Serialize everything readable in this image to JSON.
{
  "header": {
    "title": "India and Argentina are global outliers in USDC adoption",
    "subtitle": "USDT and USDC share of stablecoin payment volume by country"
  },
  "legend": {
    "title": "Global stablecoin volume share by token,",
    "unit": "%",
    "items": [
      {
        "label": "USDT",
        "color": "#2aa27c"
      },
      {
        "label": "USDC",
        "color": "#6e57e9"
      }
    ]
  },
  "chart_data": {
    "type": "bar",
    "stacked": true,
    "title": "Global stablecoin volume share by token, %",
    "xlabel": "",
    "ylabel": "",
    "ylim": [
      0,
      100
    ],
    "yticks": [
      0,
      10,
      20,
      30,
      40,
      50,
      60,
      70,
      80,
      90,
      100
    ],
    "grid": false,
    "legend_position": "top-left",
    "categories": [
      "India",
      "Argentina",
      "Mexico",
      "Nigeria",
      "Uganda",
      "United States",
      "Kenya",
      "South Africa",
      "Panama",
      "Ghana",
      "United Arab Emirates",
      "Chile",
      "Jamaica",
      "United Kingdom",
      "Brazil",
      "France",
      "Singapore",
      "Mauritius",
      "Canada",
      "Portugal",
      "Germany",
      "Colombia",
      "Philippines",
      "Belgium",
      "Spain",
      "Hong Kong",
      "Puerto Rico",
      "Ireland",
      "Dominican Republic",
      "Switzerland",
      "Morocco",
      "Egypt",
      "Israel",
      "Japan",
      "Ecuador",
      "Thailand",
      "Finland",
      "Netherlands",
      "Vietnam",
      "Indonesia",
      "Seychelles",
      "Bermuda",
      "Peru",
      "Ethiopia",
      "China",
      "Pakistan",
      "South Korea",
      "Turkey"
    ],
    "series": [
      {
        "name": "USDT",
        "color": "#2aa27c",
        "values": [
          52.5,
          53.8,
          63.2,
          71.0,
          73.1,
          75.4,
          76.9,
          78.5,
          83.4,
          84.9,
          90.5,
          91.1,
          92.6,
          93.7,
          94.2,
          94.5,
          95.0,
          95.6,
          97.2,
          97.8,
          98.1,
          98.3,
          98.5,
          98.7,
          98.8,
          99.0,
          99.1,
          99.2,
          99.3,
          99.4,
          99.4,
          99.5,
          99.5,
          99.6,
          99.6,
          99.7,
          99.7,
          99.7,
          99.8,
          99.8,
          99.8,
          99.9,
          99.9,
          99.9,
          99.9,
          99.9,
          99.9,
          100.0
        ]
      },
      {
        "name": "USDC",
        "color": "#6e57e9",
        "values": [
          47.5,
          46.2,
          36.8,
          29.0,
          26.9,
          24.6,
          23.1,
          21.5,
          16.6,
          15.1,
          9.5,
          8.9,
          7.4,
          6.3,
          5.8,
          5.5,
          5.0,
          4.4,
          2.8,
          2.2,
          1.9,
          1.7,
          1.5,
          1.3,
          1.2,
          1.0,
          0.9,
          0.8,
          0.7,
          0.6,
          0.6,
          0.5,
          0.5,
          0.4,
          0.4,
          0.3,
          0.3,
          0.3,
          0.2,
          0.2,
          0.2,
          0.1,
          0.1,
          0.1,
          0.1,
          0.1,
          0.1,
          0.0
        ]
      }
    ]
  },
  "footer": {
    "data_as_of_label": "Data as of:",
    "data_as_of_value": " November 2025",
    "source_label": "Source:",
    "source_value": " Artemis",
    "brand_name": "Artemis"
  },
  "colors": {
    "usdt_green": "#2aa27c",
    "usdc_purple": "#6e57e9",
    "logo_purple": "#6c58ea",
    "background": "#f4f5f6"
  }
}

··········

Every entry must be output again, exactly as written above.

▶ Written response:
Serialize everything readable in this image to JSON.
{
  "header": {
    "title": "India and Argentina are global outliers in USDC adoption",
    "subtitle": "USDT and USDC share of stablecoin payment volume by country"
  },
  "legend": {
    "title": "Global stablecoin volume share by token,",
    "unit": "%",
    "items": [
      {
        "label": "USDT",
        "color": "#2aa27c"
      },
      {
        "label": "USDC",
        "color": "#6e57e9"
      }
    ]
  },
  "chart_data": {
    "type": "bar",
    "stacked": true,
    "title": "Global stablecoin volume share by token, %",
    "xlabel": "",
    "ylabel": "",
    "ylim": [
      0,
      100
    ],
    "yticks": [
      0,
      10,
      20,
      30,
      40,
      50,
      60,
      70,
      80,
      90,
      100
    ],
    "grid": false,
    "legend_position": "top-left",
    "categories": [
      "India",
      "Argentina",
      "Mexico",
      "Nigeria",
      "Uganda",
      "United States",
      "Kenya",
      "South Africa",
      "Panama",
      "Ghana",
      "United Arab Emirates",
      "Chile",
      "Jamaica",
      "United Kingdom",
      "Brazil",
      "France",
      "Singapore",
      "Mauritius",
      "Canada",
      "Portugal",
      "Germany",
      "Colombia",
      "Philippines",
      "Belgium",
      "Spain",
      "Hong Kong",
      "Puerto Rico",
      "Ireland",
      "Dominican Republic",
      "Switzerland",
      "Morocco",
      "Egypt",
      "Israel",
      "Japan",
      "Ecuador",
      "Thailand",
      "Finland",
      "Netherlands",
      "Vietnam",
      "Indonesia",
      "Seychelles",
      "Bermuda",
      "Peru",
      "Ethiopia",
      "China",
      "Pakistan",
      "South Korea",
      "Turkey"
    ],
    "series": [
      {
        "name": "USDT",
        "color": "#2aa27c",
        "values": [
          52.5,
          53.8,
          63.2,
          71.0,
          73.1,
          75.4,
          76.9,
          78.5,
          83.4,
          84.9,
          90.5,
          91.1,
          92.6,
          93.7,
          94.2,
          94.5,
          95.0,
          95.6,
          97.2,
          97.8,
          98.1,
          98.3,
          98.5,
          98.7,
          98.8,
          99.0,
          99.1,
          99.2,
          99.3,
          99.4,
          99.4,
          99.5,
          99.5,
          99.6,
          99.6,
          99.7,
          99.7,
          99.7,
          99.8,
          99.8,
          99.8,
          99.9,
          99.9,
          99.9,
          99.9,
          99.9,
          99.9,
          100.0
        ]
      },
      {
        "name": "USDC",
        "color": "#6e57e9",
        "values": [
          47.5,
          46.2,
          36.8,
          29.0,
          26.9,
          24.6,
          23.1,
          21.5,
          16.6,
          15.1,
          9.5,
          8.9,
          7.4,
          6.3,
          5.8,
          5.5,
          5.0,
          4.4,
          2.8,
          2.2,
          1.9,
          1.7,
          1.5,
          1.3,
          1.2,
          1.0,
          0.9,
          0.8,
          0.7,
          0.6,
          0.6,
          0.5,
          0.5,
          0.4,
          0.4,
          0.3,
          0.3,
          0.3,
          0.2,
          0.2,
          0.2,
          0.1,
          0.1,
          0.1,
          0.1,
          0.1,
          0.1,
          0.0
        ]
      }
    ]
  },
  "footer": {
    "data_as_of_label": "Data as of:",
    "data_as_of_value": " November 2025",
    "source_label": "Source:",
    "source_value": " Artemis",
    "brand_name": "Artemis"
  },
  "colors": {
    "usdt_green": "#2aa27c",
    "usdc_purple": "#6e57e9",
    "logo_purple": "#6c58ea",
    "background": "#f4f5f6"
  }
}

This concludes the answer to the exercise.